* [TASK STATEMENT]: Make an exact copy of all the entries, but do not reproduce the pictures.

* [Excerpts from a figure dataset]:
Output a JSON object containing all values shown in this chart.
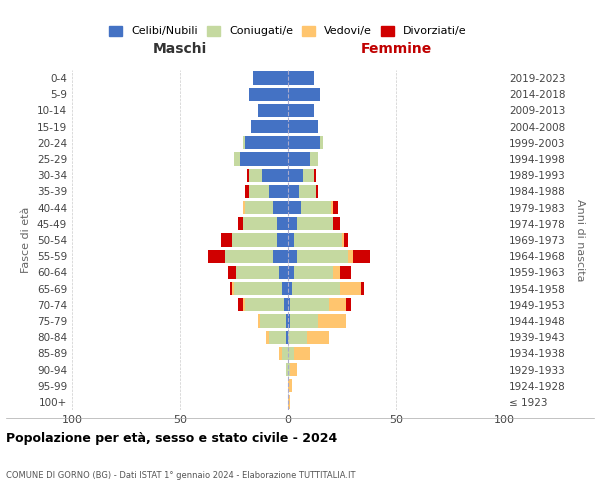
{
  "age_groups": [
    "100+",
    "95-99",
    "90-94",
    "85-89",
    "80-84",
    "75-79",
    "70-74",
    "65-69",
    "60-64",
    "55-59",
    "50-54",
    "45-49",
    "40-44",
    "35-39",
    "30-34",
    "25-29",
    "20-24",
    "15-19",
    "10-14",
    "5-9",
    "0-4"
  ],
  "birth_years": [
    "≤ 1923",
    "1924-1928",
    "1929-1933",
    "1934-1938",
    "1939-1943",
    "1944-1948",
    "1949-1953",
    "1954-1958",
    "1959-1963",
    "1964-1968",
    "1969-1973",
    "1974-1978",
    "1979-1983",
    "1984-1988",
    "1989-1993",
    "1994-1998",
    "1999-2003",
    "2004-2008",
    "2009-2013",
    "2014-2018",
    "2019-2023"
  ],
  "colors": {
    "celibi": "#4472c4",
    "coniugati": "#c5d9a0",
    "vedovi": "#ffc56e",
    "divorziati": "#d00000"
  },
  "maschi": {
    "celibi": [
      0,
      0,
      0,
      0,
      1,
      1,
      2,
      3,
      4,
      7,
      5,
      5,
      7,
      9,
      12,
      22,
      20,
      17,
      14,
      18,
      16
    ],
    "coniugati": [
      0,
      0,
      1,
      3,
      8,
      12,
      18,
      22,
      20,
      22,
      21,
      16,
      13,
      9,
      6,
      3,
      1,
      0,
      0,
      0,
      0
    ],
    "vedovi": [
      0,
      0,
      0,
      1,
      1,
      1,
      1,
      1,
      0,
      0,
      0,
      0,
      1,
      0,
      0,
      0,
      0,
      0,
      0,
      0,
      0
    ],
    "divorziati": [
      0,
      0,
      0,
      0,
      0,
      0,
      2,
      1,
      4,
      8,
      5,
      2,
      0,
      2,
      1,
      0,
      0,
      0,
      0,
      0,
      0
    ]
  },
  "femmine": {
    "celibi": [
      0,
      0,
      0,
      0,
      0,
      1,
      1,
      2,
      3,
      4,
      3,
      4,
      6,
      5,
      7,
      10,
      15,
      14,
      12,
      15,
      12
    ],
    "coniugati": [
      0,
      0,
      1,
      3,
      9,
      13,
      18,
      22,
      18,
      24,
      22,
      17,
      14,
      8,
      5,
      4,
      1,
      0,
      0,
      0,
      0
    ],
    "vedovi": [
      1,
      2,
      3,
      7,
      10,
      13,
      8,
      10,
      3,
      2,
      1,
      0,
      1,
      0,
      0,
      0,
      0,
      0,
      0,
      0,
      0
    ],
    "divorziati": [
      0,
      0,
      0,
      0,
      0,
      0,
      2,
      1,
      5,
      8,
      2,
      3,
      2,
      1,
      1,
      0,
      0,
      0,
      0,
      0,
      0
    ]
  },
  "xlim": 100,
  "title": "Popolazione per età, sesso e stato civile - 2024",
  "subtitle": "COMUNE DI GORNO (BG) - Dati ISTAT 1° gennaio 2024 - Elaborazione TUTTITALIA.IT",
  "xlabel_left": "Maschi",
  "xlabel_right": "Femmine",
  "ylabel_left": "Fasce di età",
  "ylabel_right": "Anni di nascita",
  "legend_labels": [
    "Celibi/Nubili",
    "Coniugati/e",
    "Vedovi/e",
    "Divorziati/e"
  ],
  "bg_color": "#ffffff",
  "grid_color": "#cccccc"
}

* [TASK OUTPUT]:
Output a JSON object containing all values shown in this chart.
{
  "age_groups": [
    "100+",
    "95-99",
    "90-94",
    "85-89",
    "80-84",
    "75-79",
    "70-74",
    "65-69",
    "60-64",
    "55-59",
    "50-54",
    "45-49",
    "40-44",
    "35-39",
    "30-34",
    "25-29",
    "20-24",
    "15-19",
    "10-14",
    "5-9",
    "0-4"
  ],
  "birth_years": [
    "≤ 1923",
    "1924-1928",
    "1929-1933",
    "1934-1938",
    "1939-1943",
    "1944-1948",
    "1949-1953",
    "1954-1958",
    "1959-1963",
    "1964-1968",
    "1969-1973",
    "1974-1978",
    "1979-1983",
    "1984-1988",
    "1989-1993",
    "1994-1998",
    "1999-2003",
    "2004-2008",
    "2009-2013",
    "2014-2018",
    "2019-2023"
  ],
  "colors": {
    "celibi": "#4472c4",
    "coniugati": "#c5d9a0",
    "vedovi": "#ffc56e",
    "divorziati": "#d00000"
  },
  "maschi": {
    "celibi": [
      0,
      0,
      0,
      0,
      1,
      1,
      2,
      3,
      4,
      7,
      5,
      5,
      7,
      9,
      12,
      22,
      20,
      17,
      14,
      18,
      16
    ],
    "coniugati": [
      0,
      0,
      1,
      3,
      8,
      12,
      18,
      22,
      20,
      22,
      21,
      16,
      13,
      9,
      6,
      3,
      1,
      0,
      0,
      0,
      0
    ],
    "vedovi": [
      0,
      0,
      0,
      1,
      1,
      1,
      1,
      1,
      0,
      0,
      0,
      0,
      1,
      0,
      0,
      0,
      0,
      0,
      0,
      0,
      0
    ],
    "divorziati": [
      0,
      0,
      0,
      0,
      0,
      0,
      2,
      1,
      4,
      8,
      5,
      2,
      0,
      2,
      1,
      0,
      0,
      0,
      0,
      0,
      0
    ]
  },
  "femmine": {
    "celibi": [
      0,
      0,
      0,
      0,
      0,
      1,
      1,
      2,
      3,
      4,
      3,
      4,
      6,
      5,
      7,
      10,
      15,
      14,
      12,
      15,
      12
    ],
    "coniugati": [
      0,
      0,
      1,
      3,
      9,
      13,
      18,
      22,
      18,
      24,
      22,
      17,
      14,
      8,
      5,
      4,
      1,
      0,
      0,
      0,
      0
    ],
    "vedovi": [
      1,
      2,
      3,
      7,
      10,
      13,
      8,
      10,
      3,
      2,
      1,
      0,
      1,
      0,
      0,
      0,
      0,
      0,
      0,
      0,
      0
    ],
    "divorziati": [
      0,
      0,
      0,
      0,
      0,
      0,
      2,
      1,
      5,
      8,
      2,
      3,
      2,
      1,
      1,
      0,
      0,
      0,
      0,
      0,
      0
    ]
  },
  "xlim": 100,
  "title": "Popolazione per età, sesso e stato civile - 2024",
  "subtitle": "COMUNE DI GORNO (BG) - Dati ISTAT 1° gennaio 2024 - Elaborazione TUTTITALIA.IT",
  "xlabel_left": "Maschi",
  "xlabel_right": "Femmine",
  "ylabel_left": "Fasce di età",
  "ylabel_right": "Anni di nascita",
  "legend_labels": [
    "Celibi/Nubili",
    "Coniugati/e",
    "Vedovi/e",
    "Divorziati/e"
  ],
  "bg_color": "#ffffff",
  "grid_color": "#cccccc"
}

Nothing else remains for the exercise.